■ Saved data entries
╭──

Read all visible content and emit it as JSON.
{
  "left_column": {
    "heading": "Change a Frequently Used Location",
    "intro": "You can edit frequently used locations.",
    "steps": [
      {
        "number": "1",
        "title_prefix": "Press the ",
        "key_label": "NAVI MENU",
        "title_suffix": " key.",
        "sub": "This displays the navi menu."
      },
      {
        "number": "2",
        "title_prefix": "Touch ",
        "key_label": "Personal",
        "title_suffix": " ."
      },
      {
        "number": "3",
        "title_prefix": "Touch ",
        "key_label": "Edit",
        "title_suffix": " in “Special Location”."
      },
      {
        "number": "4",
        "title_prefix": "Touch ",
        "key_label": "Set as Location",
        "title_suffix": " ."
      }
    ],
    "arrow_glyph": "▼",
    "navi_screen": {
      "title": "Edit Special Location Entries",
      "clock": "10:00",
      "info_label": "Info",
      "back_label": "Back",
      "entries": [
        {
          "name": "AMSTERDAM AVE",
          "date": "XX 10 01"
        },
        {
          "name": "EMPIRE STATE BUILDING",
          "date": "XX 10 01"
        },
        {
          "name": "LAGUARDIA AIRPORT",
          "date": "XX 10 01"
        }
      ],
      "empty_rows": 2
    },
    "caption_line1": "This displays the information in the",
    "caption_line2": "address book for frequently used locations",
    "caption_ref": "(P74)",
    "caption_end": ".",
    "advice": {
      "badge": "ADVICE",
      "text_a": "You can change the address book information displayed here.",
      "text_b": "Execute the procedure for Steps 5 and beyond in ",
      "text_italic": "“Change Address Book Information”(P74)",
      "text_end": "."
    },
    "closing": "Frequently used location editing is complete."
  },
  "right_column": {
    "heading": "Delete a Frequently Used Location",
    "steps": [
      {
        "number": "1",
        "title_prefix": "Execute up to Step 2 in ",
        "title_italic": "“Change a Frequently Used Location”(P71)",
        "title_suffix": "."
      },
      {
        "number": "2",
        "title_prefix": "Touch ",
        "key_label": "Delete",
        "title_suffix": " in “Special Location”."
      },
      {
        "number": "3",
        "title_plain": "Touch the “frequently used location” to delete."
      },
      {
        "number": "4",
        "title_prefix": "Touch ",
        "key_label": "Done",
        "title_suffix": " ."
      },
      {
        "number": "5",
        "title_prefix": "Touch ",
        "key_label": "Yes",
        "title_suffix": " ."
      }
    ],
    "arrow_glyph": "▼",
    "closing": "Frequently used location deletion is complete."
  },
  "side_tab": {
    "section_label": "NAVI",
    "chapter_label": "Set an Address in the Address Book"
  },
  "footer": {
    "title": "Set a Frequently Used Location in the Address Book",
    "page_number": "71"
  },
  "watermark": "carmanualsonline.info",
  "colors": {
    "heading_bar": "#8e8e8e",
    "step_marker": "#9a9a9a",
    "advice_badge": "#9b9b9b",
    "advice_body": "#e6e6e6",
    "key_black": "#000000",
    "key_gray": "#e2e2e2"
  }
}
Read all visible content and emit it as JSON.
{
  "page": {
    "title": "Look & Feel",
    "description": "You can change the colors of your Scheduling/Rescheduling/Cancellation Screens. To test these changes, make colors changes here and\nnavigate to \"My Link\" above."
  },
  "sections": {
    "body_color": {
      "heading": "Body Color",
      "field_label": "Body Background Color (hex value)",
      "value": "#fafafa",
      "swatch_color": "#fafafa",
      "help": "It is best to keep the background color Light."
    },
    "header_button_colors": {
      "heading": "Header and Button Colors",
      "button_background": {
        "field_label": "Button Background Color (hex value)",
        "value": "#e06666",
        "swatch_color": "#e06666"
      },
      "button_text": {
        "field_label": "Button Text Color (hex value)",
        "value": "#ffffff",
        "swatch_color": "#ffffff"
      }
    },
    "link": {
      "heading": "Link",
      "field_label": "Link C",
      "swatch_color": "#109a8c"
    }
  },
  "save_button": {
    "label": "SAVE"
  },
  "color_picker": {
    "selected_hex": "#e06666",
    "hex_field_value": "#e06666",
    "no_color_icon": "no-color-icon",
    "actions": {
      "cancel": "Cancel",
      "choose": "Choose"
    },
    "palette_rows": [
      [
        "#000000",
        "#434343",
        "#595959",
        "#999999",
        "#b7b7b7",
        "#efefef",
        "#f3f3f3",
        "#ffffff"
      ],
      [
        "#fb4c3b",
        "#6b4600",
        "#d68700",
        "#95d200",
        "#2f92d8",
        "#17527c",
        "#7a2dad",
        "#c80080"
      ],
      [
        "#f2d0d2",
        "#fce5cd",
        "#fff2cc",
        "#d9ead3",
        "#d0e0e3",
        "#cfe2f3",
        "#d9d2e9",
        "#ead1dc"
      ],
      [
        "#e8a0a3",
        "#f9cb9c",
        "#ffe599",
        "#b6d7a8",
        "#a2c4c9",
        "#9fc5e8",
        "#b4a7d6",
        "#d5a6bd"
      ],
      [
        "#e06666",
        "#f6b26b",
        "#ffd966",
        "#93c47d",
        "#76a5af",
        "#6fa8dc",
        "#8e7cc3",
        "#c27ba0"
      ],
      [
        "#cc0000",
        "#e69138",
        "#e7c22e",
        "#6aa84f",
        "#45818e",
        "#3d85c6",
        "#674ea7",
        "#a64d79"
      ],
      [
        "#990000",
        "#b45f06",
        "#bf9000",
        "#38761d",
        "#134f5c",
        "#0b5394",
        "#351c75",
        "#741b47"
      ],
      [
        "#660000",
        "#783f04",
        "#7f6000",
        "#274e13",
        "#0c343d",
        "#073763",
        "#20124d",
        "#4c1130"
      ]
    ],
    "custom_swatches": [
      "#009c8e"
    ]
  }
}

╰──

■ Work required
Search the data for "This". Copy every matching line.

■ Finished answer
        "sub": "This displays the navi menu."
    "caption_line1": "This displays the information in the",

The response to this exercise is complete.